-- BEGIN INPUT --
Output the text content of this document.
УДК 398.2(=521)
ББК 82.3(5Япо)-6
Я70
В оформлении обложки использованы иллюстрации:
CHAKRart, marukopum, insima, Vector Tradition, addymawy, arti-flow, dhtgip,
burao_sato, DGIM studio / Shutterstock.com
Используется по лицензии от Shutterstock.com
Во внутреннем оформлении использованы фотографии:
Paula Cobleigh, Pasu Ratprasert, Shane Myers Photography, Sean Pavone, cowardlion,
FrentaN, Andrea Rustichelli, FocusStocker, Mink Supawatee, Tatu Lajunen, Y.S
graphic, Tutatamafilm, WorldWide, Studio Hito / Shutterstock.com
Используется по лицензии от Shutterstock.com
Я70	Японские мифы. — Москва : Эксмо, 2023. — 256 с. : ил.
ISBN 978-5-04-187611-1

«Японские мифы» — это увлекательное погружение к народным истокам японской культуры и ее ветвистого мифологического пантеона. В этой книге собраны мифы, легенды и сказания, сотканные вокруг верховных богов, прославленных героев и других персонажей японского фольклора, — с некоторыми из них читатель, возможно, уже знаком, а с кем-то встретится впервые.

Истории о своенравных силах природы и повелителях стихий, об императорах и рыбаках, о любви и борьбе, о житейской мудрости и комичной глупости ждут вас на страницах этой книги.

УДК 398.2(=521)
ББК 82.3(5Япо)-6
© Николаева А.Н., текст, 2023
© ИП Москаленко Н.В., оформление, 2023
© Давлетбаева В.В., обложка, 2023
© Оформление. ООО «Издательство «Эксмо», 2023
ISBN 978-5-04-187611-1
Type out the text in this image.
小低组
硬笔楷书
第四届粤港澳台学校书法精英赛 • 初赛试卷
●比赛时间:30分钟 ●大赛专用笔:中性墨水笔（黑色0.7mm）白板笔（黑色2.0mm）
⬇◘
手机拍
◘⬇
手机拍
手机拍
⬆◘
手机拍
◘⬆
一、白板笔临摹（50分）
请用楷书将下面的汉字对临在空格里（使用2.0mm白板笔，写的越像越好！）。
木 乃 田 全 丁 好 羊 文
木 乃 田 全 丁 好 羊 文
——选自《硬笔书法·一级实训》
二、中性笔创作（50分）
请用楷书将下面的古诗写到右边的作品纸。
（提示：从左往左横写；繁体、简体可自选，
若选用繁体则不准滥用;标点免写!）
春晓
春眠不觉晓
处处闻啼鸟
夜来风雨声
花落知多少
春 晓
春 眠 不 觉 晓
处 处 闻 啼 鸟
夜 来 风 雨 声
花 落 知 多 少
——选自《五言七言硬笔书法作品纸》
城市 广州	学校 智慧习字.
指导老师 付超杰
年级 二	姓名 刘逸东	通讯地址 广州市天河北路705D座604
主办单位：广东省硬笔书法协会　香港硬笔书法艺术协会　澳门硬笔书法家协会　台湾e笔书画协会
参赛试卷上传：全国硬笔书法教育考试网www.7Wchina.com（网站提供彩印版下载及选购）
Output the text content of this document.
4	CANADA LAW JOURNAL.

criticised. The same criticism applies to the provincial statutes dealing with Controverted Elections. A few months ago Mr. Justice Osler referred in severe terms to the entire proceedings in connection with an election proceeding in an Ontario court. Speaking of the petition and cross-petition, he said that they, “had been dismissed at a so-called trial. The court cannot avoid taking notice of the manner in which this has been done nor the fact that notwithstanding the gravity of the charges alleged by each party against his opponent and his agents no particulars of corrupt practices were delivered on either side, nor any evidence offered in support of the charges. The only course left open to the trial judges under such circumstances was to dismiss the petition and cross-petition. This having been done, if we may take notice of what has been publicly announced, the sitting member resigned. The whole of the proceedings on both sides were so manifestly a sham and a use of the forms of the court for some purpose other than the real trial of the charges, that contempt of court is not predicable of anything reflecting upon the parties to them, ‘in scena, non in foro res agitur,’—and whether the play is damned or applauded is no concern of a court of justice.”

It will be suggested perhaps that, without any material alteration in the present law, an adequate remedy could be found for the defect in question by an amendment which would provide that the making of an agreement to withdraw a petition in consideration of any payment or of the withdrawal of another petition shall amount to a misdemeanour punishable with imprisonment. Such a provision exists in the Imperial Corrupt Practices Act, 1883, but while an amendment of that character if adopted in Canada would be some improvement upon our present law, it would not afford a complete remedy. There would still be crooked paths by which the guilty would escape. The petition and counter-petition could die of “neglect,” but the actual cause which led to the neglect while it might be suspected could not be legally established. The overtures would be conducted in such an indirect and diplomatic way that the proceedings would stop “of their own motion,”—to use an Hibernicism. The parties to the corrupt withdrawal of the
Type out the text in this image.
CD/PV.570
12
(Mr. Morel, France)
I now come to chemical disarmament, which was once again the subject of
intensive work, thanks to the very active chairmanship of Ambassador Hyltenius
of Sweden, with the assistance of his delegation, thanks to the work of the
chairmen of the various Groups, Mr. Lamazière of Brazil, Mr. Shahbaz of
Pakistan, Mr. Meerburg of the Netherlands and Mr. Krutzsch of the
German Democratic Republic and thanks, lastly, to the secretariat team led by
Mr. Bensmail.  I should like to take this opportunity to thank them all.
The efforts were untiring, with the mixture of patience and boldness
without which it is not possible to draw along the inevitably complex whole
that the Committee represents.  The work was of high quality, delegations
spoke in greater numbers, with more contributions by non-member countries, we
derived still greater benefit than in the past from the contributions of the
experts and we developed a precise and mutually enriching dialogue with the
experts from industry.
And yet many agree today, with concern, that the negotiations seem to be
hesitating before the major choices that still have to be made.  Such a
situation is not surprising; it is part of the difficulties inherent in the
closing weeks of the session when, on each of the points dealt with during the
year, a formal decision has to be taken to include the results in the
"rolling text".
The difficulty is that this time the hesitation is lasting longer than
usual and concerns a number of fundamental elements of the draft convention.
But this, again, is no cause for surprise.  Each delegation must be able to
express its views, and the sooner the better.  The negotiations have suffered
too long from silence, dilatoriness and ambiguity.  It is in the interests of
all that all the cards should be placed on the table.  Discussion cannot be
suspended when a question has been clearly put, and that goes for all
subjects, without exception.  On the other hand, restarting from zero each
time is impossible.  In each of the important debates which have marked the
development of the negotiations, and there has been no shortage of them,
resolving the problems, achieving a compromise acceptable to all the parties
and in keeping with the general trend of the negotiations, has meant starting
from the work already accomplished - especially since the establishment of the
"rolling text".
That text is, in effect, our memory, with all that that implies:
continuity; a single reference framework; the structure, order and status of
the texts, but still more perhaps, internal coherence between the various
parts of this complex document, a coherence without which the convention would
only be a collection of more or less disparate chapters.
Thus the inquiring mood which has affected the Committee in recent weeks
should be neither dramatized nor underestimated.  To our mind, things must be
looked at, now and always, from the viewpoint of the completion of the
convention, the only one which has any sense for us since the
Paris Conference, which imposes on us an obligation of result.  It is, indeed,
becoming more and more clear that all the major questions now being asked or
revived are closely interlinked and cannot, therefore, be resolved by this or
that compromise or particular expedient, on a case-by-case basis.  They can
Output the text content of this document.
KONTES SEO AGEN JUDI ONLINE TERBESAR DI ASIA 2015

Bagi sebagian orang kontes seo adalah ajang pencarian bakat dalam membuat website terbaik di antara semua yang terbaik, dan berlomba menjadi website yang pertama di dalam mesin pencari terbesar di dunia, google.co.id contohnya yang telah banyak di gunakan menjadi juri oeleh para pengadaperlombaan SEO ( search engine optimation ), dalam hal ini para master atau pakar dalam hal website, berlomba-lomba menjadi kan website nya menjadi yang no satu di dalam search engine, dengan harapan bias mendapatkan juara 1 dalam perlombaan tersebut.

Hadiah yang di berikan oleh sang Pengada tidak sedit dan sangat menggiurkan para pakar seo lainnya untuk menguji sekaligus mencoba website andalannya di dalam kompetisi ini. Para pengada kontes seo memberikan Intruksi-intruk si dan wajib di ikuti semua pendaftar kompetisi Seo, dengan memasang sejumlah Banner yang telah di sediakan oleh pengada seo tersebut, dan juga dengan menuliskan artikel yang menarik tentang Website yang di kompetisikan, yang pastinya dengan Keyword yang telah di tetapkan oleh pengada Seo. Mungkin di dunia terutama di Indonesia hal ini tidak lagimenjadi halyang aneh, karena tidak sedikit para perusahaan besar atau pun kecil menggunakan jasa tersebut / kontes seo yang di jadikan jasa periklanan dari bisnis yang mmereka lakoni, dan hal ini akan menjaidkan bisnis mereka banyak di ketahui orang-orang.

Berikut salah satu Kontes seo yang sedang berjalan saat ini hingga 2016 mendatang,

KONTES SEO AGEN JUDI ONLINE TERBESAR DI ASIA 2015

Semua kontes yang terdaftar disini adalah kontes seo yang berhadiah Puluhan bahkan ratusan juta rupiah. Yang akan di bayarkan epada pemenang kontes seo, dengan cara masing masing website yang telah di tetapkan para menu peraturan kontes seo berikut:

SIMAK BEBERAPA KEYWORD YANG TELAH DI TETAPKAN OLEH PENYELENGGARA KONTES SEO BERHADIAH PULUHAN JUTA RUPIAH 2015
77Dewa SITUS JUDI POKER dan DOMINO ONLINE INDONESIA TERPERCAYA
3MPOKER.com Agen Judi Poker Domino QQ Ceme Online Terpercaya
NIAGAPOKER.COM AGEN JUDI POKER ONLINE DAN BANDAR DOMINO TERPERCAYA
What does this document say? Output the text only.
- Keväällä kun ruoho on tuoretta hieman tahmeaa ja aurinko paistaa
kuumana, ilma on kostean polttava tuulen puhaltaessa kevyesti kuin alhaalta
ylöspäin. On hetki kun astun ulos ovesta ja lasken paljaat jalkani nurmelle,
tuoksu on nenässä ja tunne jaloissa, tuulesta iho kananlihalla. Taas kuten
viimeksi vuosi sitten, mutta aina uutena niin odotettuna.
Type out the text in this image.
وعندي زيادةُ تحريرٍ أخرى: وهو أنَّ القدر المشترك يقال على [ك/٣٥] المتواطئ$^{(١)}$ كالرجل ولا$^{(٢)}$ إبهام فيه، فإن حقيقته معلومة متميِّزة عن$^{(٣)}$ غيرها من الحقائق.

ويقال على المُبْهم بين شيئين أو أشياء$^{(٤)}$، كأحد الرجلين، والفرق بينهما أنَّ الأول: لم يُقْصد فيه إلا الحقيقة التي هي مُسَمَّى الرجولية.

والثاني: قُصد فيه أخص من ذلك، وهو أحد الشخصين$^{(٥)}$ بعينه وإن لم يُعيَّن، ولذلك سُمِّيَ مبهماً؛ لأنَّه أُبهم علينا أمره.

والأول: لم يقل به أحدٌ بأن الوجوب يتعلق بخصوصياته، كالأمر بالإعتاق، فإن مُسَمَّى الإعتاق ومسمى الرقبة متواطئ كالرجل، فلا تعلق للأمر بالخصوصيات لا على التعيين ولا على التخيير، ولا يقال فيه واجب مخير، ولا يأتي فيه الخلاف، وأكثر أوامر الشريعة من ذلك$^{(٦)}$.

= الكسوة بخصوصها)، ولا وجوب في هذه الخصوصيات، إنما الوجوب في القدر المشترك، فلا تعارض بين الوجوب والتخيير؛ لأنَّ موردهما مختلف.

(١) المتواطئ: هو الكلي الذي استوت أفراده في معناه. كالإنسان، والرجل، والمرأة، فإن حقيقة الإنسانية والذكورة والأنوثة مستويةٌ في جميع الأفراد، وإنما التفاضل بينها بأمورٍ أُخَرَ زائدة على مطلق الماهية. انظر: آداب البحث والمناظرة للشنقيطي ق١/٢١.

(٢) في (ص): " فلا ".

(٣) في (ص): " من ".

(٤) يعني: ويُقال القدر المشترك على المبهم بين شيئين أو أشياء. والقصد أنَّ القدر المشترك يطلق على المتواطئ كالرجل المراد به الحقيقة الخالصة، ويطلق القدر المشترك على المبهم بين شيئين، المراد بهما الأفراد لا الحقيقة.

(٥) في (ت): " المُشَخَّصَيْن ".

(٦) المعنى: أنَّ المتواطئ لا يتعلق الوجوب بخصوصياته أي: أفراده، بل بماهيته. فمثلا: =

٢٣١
-- END INPUT --
WHAT THIS TASK INVOLVES =>
From the listing above, copy out each line where the word "would" appears.

SOLUTION TO THIS PROBLEM =>
It will be suggested perhaps that, without any material alteration in the present law, an adequate remedy could be found for the defect in question by an amendment which would provide that the making of an agreement to withdraw a petition in consideration of any payment or of the withdrawal of another petition shall amount to a misdemeanour punishable with imprisonment. Such a provision exists in the Imperial Corrupt Practices Act, 1883, but while an amendment of that character if adopted in Canada would be some improvement upon our present law, it would not afford a complete remedy. There would still be crooked paths by which the guilty would escape. The petition and counter-petition could die of “neglect,” but the actual cause which led to the neglect while it might be suspected could not be legally established. The overtures would be conducted in such an indirect and diplomatic way that the proceedings would stop “of their own motion,”—to use an Hibernicism. The parties to the corrupt withdrawal of the
parts of this complex document, a coherence without which the convention would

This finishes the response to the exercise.